(Records contained in a dataset)
────────────────────────────────────────

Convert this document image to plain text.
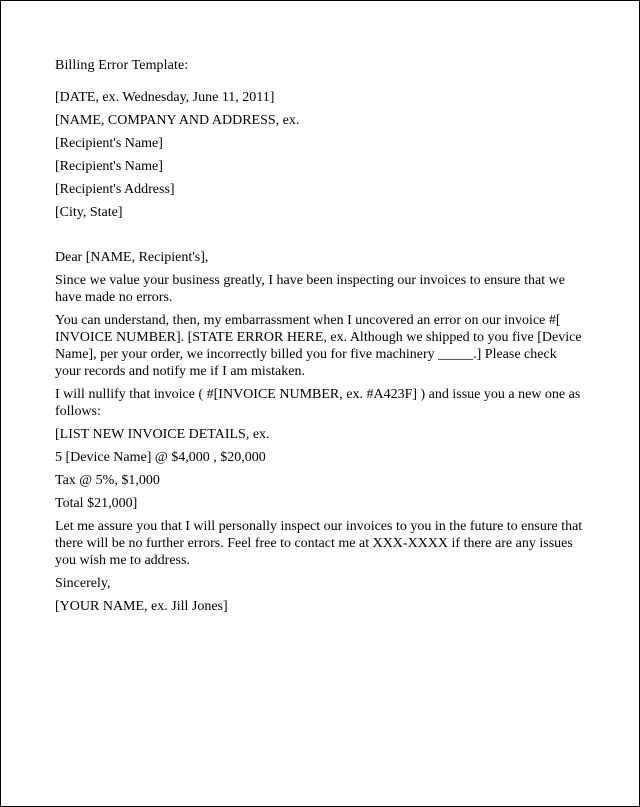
Billing Error Template:
[DATE, ex. Wednesday, June 11, 2011]
[NAME, COMPANY AND ADDRESS, ex.
[Recipient's Name]
[Recipient's Name]
[Recipient's Address]
[City, State]
Dear [NAME, Recipient's],
Since we value your business greatly, I have been inspecting our invoices to ensure that we have made no errors.
You can understand, then, my embarrassment when I uncovered an error on our invoice #[ INVOICE NUMBER]. [STATE ERROR HERE, ex. Although we shipped to you five [Device Name], per your order, we incorrectly billed you for five machinery _____.] Please check your records and notify me if I am mistaken.
I will nullify that invoice ( #[INVOICE NUMBER, ex. #A423F] ) and issue you a new one as follows:
[LIST NEW INVOICE DETAILS, ex.
5 [Device Name] @ $4,000 , $20,000
Tax @ 5%, $1,000
Total $21,000]
Let me assure you that I will personally inspect our invoices to you in the future to ensure that there will be no further errors. Feel free to contact me at XXX-XXXX if there are any issues you wish me to address.
Sincerely,
[YOUR NAME, ex. Jill Jones]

────────────────────────────────────────

▶ [Set task]:
Go through the data above and transcribe it in full, omitting any image.

▶ [Exercise answer]:
Convert this document image to plain text.
Billing Error Template:
[DATE, ex. Wednesday, June 11, 2011]
[NAME, COMPANY AND ADDRESS, ex.
[Recipient's Name]
[Recipient's Name]
[Recipient's Address]
[City, State]
Dear [NAME, Recipient's],
Since we value your business greatly, I have been inspecting our invoices to ensure that we have made no errors.
You can understand, then, my embarrassment when I uncovered an error on our invoice #[ INVOICE NUMBER]. [STATE ERROR HERE, ex. Although we shipped to you five [Device Name], per your order, we incorrectly billed you for five machinery _____.] Please check your records and notify me if I am mistaken.
I will nullify that invoice ( #[INVOICE NUMBER, ex. #A423F] ) and issue you a new one as follows:
[LIST NEW INVOICE DETAILS, ex.
5 [Device Name] @ $4,000 , $20,000
Tax @ 5%, $1,000
Total $21,000]
Let me assure you that I will personally inspect our invoices to you in the future to ensure that there will be no further errors. Feel free to contact me at XXX-XXXX if there are any issues you wish me to address.
Sincerely,
[YOUR NAME, ex. Jill Jones]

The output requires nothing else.